**EXERCISE TASK:** Reproduce every record exactly as it appears, but not the pictures.
-- start of RECORD EXTRACTS --
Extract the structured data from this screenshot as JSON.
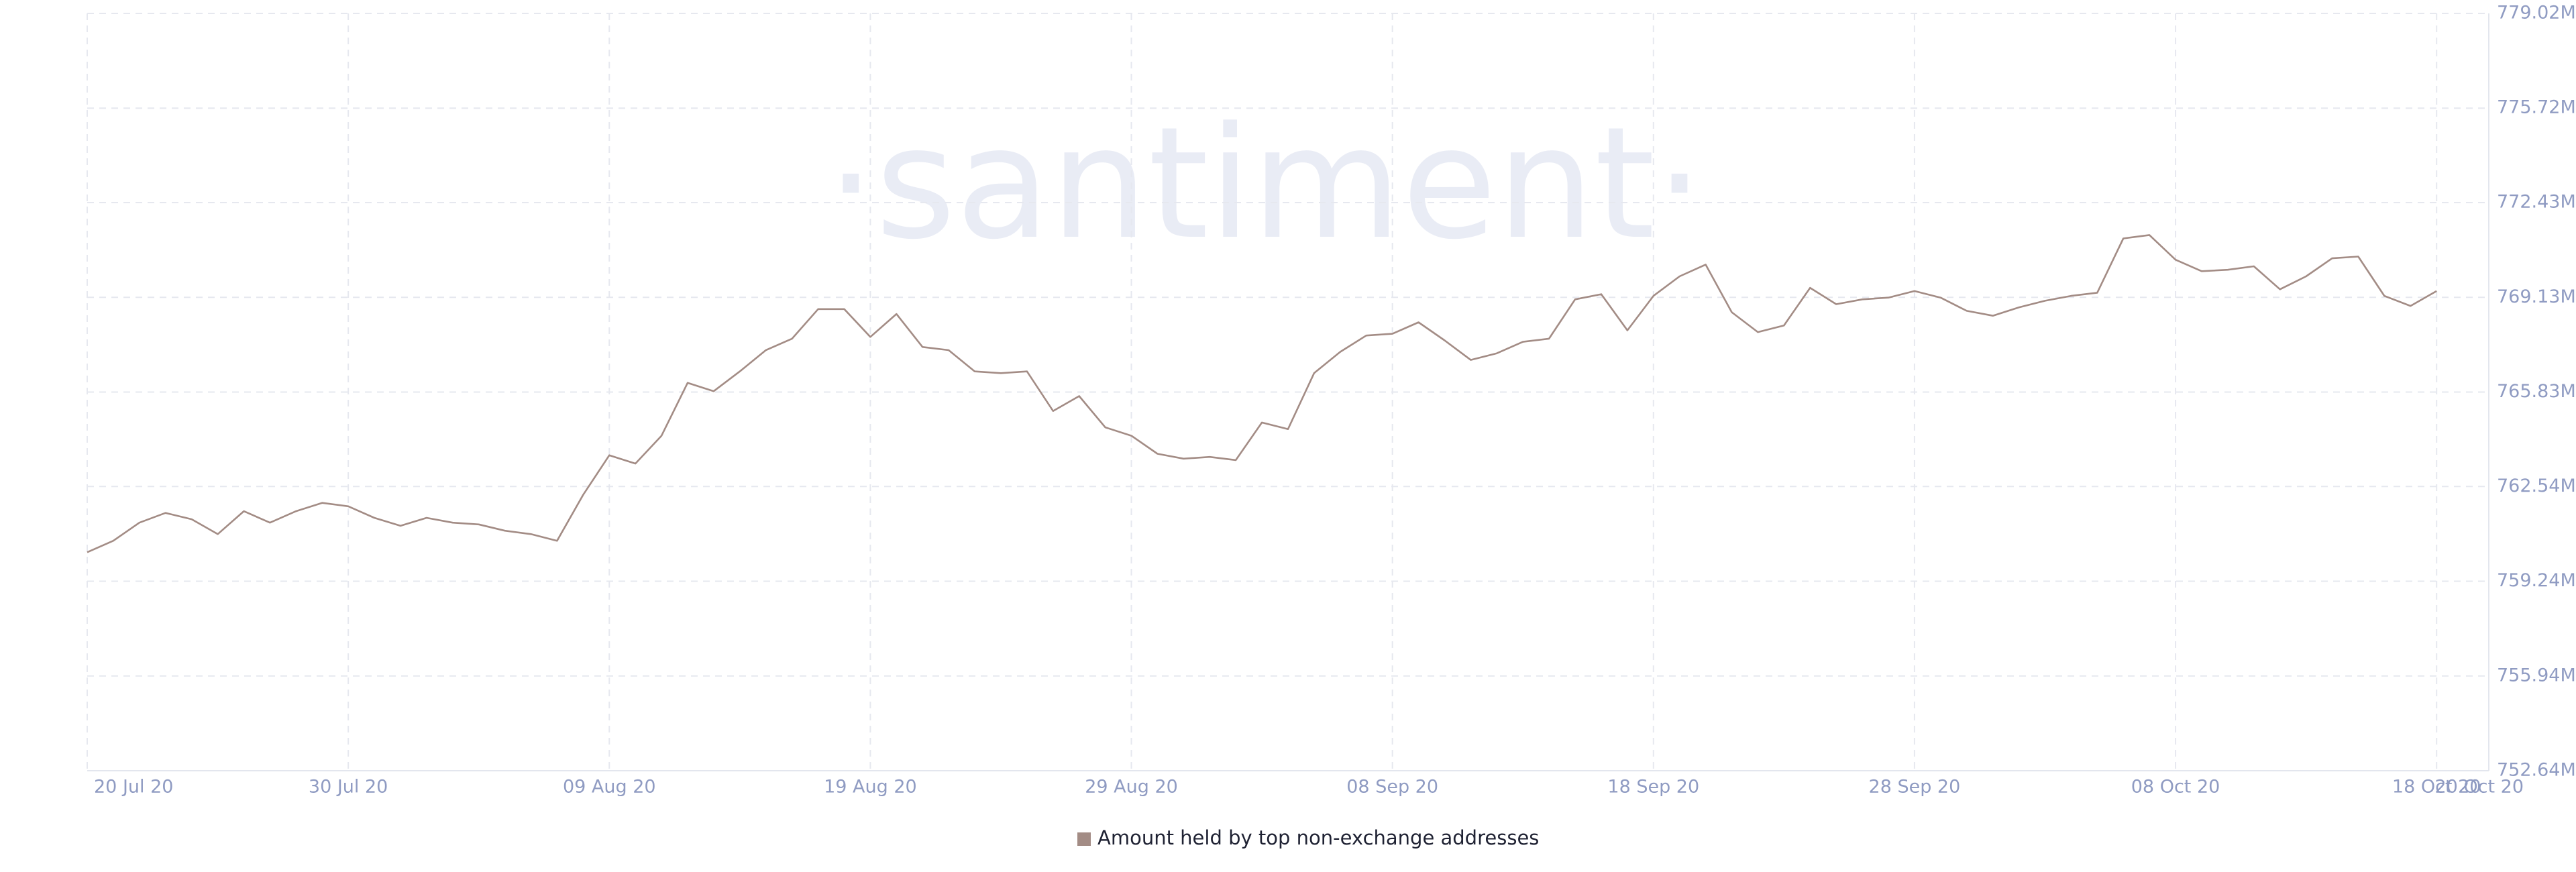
{
  "chart_data": {
    "type": "line",
    "watermark": "·santiment·",
    "x": [
      "2020-07-20",
      "2020-07-21",
      "2020-07-22",
      "2020-07-23",
      "2020-07-24",
      "2020-07-25",
      "2020-07-26",
      "2020-07-27",
      "2020-07-28",
      "2020-07-29",
      "2020-07-30",
      "2020-07-31",
      "2020-08-01",
      "2020-08-02",
      "2020-08-03",
      "2020-08-04",
      "2020-08-05",
      "2020-08-06",
      "2020-08-07",
      "2020-08-08",
      "2020-08-09",
      "2020-08-10",
      "2020-08-11",
      "2020-08-12",
      "2020-08-13",
      "2020-08-14",
      "2020-08-15",
      "2020-08-16",
      "2020-08-17",
      "2020-08-18",
      "2020-08-19",
      "2020-08-20",
      "2020-08-21",
      "2020-08-22",
      "2020-08-23",
      "2020-08-24",
      "2020-08-25",
      "2020-08-26",
      "2020-08-27",
      "2020-08-28",
      "2020-08-29",
      "2020-08-30",
      "2020-08-31",
      "2020-09-01",
      "2020-09-02",
      "2020-09-03",
      "2020-09-04",
      "2020-09-05",
      "2020-09-06",
      "2020-09-07",
      "2020-09-08",
      "2020-09-09",
      "2020-09-10",
      "2020-09-11",
      "2020-09-12",
      "2020-09-13",
      "2020-09-14",
      "2020-09-15",
      "2020-09-16",
      "2020-09-17",
      "2020-09-18",
      "2020-09-19",
      "2020-09-20",
      "2020-09-21",
      "2020-09-22",
      "2020-09-23",
      "2020-09-24",
      "2020-09-25",
      "2020-09-26",
      "2020-09-27",
      "2020-09-28",
      "2020-09-29",
      "2020-09-30",
      "2020-10-01",
      "2020-10-02",
      "2020-10-03",
      "2020-10-04",
      "2020-10-05",
      "2020-10-06",
      "2020-10-07",
      "2020-10-08",
      "2020-10-09",
      "2020-10-10",
      "2020-10-11",
      "2020-10-12",
      "2020-10-13",
      "2020-10-14",
      "2020-10-15",
      "2020-10-16",
      "2020-10-17",
      "2020-10-18"
    ],
    "series": [
      {
        "name": "Amount held by top non-exchange addresses",
        "color": "#a38c85",
        "values": [
          760250000,
          760650000,
          761280000,
          761620000,
          761400000,
          760880000,
          761680000,
          761280000,
          761680000,
          761970000,
          761850000,
          761450000,
          761170000,
          761450000,
          761280000,
          761220000,
          761000000,
          760880000,
          760650000,
          762250000,
          763630000,
          763340000,
          764310000,
          766150000,
          765860000,
          766550000,
          767290000,
          767690000,
          768720000,
          768720000,
          767750000,
          768550000,
          767400000,
          767290000,
          766550000,
          766490000,
          766550000,
          765170000,
          765690000,
          764600000,
          764310000,
          763680000,
          763510000,
          763570000,
          763460000,
          764770000,
          764540000,
          766490000,
          767230000,
          767800000,
          767860000,
          768260000,
          767630000,
          766950000,
          767180000,
          767580000,
          767690000,
          769060000,
          769240000,
          767980000,
          769180000,
          769860000,
          770270000,
          768610000,
          767920000,
          768150000,
          769460000,
          768890000,
          769060000,
          769120000,
          769350000,
          769120000,
          768660000,
          768490000,
          768780000,
          769010000,
          769180000,
          769290000,
          771180000,
          771300000,
          770440000,
          770040000,
          770090000,
          770210000,
          769410000,
          769860000,
          770490000,
          770550000,
          769180000,
          768830000,
          769350000
        ]
      }
    ],
    "xlim": [
      "2020-07-20",
      "2020-10-20"
    ],
    "xticks": [
      {
        "value": "2020-07-20",
        "label": "20 Jul 20"
      },
      {
        "value": "2020-07-30",
        "label": "30 Jul 20"
      },
      {
        "value": "2020-08-09",
        "label": "09 Aug 20"
      },
      {
        "value": "2020-08-19",
        "label": "19 Aug 20"
      },
      {
        "value": "2020-08-29",
        "label": "29 Aug 20"
      },
      {
        "value": "2020-09-08",
        "label": "08 Sep 20"
      },
      {
        "value": "2020-09-18",
        "label": "18 Sep 20"
      },
      {
        "value": "2020-09-28",
        "label": "28 Sep 20"
      },
      {
        "value": "2020-10-08",
        "label": "08 Oct 20"
      },
      {
        "value": "2020-10-18",
        "label": "18 Oct 20"
      },
      {
        "value": "2020-10-20",
        "label": "20 Oct 20"
      }
    ],
    "ylim": [
      752640000,
      779020000
    ],
    "yticks": [
      {
        "value": 752640000,
        "label": "752.64M"
      },
      {
        "value": 755940000,
        "label": "755.94M"
      },
      {
        "value": 759240000,
        "label": "759.24M"
      },
      {
        "value": 762540000,
        "label": "762.54M"
      },
      {
        "value": 765830000,
        "label": "765.83M"
      },
      {
        "value": 769130000,
        "label": "769.13M"
      },
      {
        "value": 772430000,
        "label": "772.43M"
      },
      {
        "value": 775720000,
        "label": "775.72M"
      },
      {
        "value": 779020000,
        "label": "779.02M"
      }
    ],
    "grid": true,
    "legend": "bottom"
  }
}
-- end of RECORD EXTRACTS --
**TASK SOLUTION:**
Extract the structured data from this screenshot as JSON.
{
  "chart_data": {
    "type": "line",
    "watermark": "·santiment·",
    "x": [
      "2020-07-20",
      "2020-07-21",
      "2020-07-22",
      "2020-07-23",
      "2020-07-24",
      "2020-07-25",
      "2020-07-26",
      "2020-07-27",
      "2020-07-28",
      "2020-07-29",
      "2020-07-30",
      "2020-07-31",
      "2020-08-01",
      "2020-08-02",
      "2020-08-03",
      "2020-08-04",
      "2020-08-05",
      "2020-08-06",
      "2020-08-07",
      "2020-08-08",
      "2020-08-09",
      "2020-08-10",
      "2020-08-11",
      "2020-08-12",
      "2020-08-13",
      "2020-08-14",
      "2020-08-15",
      "2020-08-16",
      "2020-08-17",
      "2020-08-18",
      "2020-08-19",
      "2020-08-20",
      "2020-08-21",
      "2020-08-22",
      "2020-08-23",
      "2020-08-24",
      "2020-08-25",
      "2020-08-26",
      "2020-08-27",
      "2020-08-28",
      "2020-08-29",
      "2020-08-30",
      "2020-08-31",
      "2020-09-01",
      "2020-09-02",
      "2020-09-03",
      "2020-09-04",
      "2020-09-05",
      "2020-09-06",
      "2020-09-07",
      "2020-09-08",
      "2020-09-09",
      "2020-09-10",
      "2020-09-11",
      "2020-09-12",
      "2020-09-13",
      "2020-09-14",
      "2020-09-15",
      "2020-09-16",
      "2020-09-17",
      "2020-09-18",
      "2020-09-19",
      "2020-09-20",
      "2020-09-21",
      "2020-09-22",
      "2020-09-23",
      "2020-09-24",
      "2020-09-25",
      "2020-09-26",
      "2020-09-27",
      "2020-09-28",
      "2020-09-29",
      "2020-09-30",
      "2020-10-01",
      "2020-10-02",
      "2020-10-03",
      "2020-10-04",
      "2020-10-05",
      "2020-10-06",
      "2020-10-07",
      "2020-10-08",
      "2020-10-09",
      "2020-10-10",
      "2020-10-11",
      "2020-10-12",
      "2020-10-13",
      "2020-10-14",
      "2020-10-15",
      "2020-10-16",
      "2020-10-17",
      "2020-10-18"
    ],
    "series": [
      {
        "name": "Amount held by top non-exchange addresses",
        "color": "#a38c85",
        "values": [
          760250000,
          760650000,
          761280000,
          761620000,
          761400000,
          760880000,
          761680000,
          761280000,
          761680000,
          761970000,
          761850000,
          761450000,
          761170000,
          761450000,
          761280000,
          761220000,
          761000000,
          760880000,
          760650000,
          762250000,
          763630000,
          763340000,
          764310000,
          766150000,
          765860000,
          766550000,
          767290000,
          767690000,
          768720000,
          768720000,
          767750000,
          768550000,
          767400000,
          767290000,
          766550000,
          766490000,
          766550000,
          765170000,
          765690000,
          764600000,
          764310000,
          763680000,
          763510000,
          763570000,
          763460000,
          764770000,
          764540000,
          766490000,
          767230000,
          767800000,
          767860000,
          768260000,
          767630000,
          766950000,
          767180000,
          767580000,
          767690000,
          769060000,
          769240000,
          767980000,
          769180000,
          769860000,
          770270000,
          768610000,
          767920000,
          768150000,
          769460000,
          768890000,
          769060000,
          769120000,
          769350000,
          769120000,
          768660000,
          768490000,
          768780000,
          769010000,
          769180000,
          769290000,
          771180000,
          771300000,
          770440000,
          770040000,
          770090000,
          770210000,
          769410000,
          769860000,
          770490000,
          770550000,
          769180000,
          768830000,
          769350000
        ]
      }
    ],
    "xlim": [
      "2020-07-20",
      "2020-10-20"
    ],
    "xticks": [
      {
        "value": "2020-07-20",
        "label": "20 Jul 20"
      },
      {
        "value": "2020-07-30",
        "label": "30 Jul 20"
      },
      {
        "value": "2020-08-09",
        "label": "09 Aug 20"
      },
      {
        "value": "2020-08-19",
        "label": "19 Aug 20"
      },
      {
        "value": "2020-08-29",
        "label": "29 Aug 20"
      },
      {
        "value": "2020-09-08",
        "label": "08 Sep 20"
      },
      {
        "value": "2020-09-18",
        "label": "18 Sep 20"
      },
      {
        "value": "2020-09-28",
        "label": "28 Sep 20"
      },
      {
        "value": "2020-10-08",
        "label": "08 Oct 20"
      },
      {
        "value": "2020-10-18",
        "label": "18 Oct 20"
      },
      {
        "value": "2020-10-20",
        "label": "20 Oct 20"
      }
    ],
    "ylim": [
      752640000,
      779020000
    ],
    "yticks": [
      {
        "value": 752640000,
        "label": "752.64M"
      },
      {
        "value": 755940000,
        "label": "755.94M"
      },
      {
        "value": 759240000,
        "label": "759.24M"
      },
      {
        "value": 762540000,
        "label": "762.54M"
      },
      {
        "value": 765830000,
        "label": "765.83M"
      },
      {
        "value": 769130000,
        "label": "769.13M"
      },
      {
        "value": 772430000,
        "label": "772.43M"
      },
      {
        "value": 775720000,
        "label": "775.72M"
      },
      {
        "value": 779020000,
        "label": "779.02M"
      }
    ],
    "grid": true,
    "legend": "bottom"
  }
}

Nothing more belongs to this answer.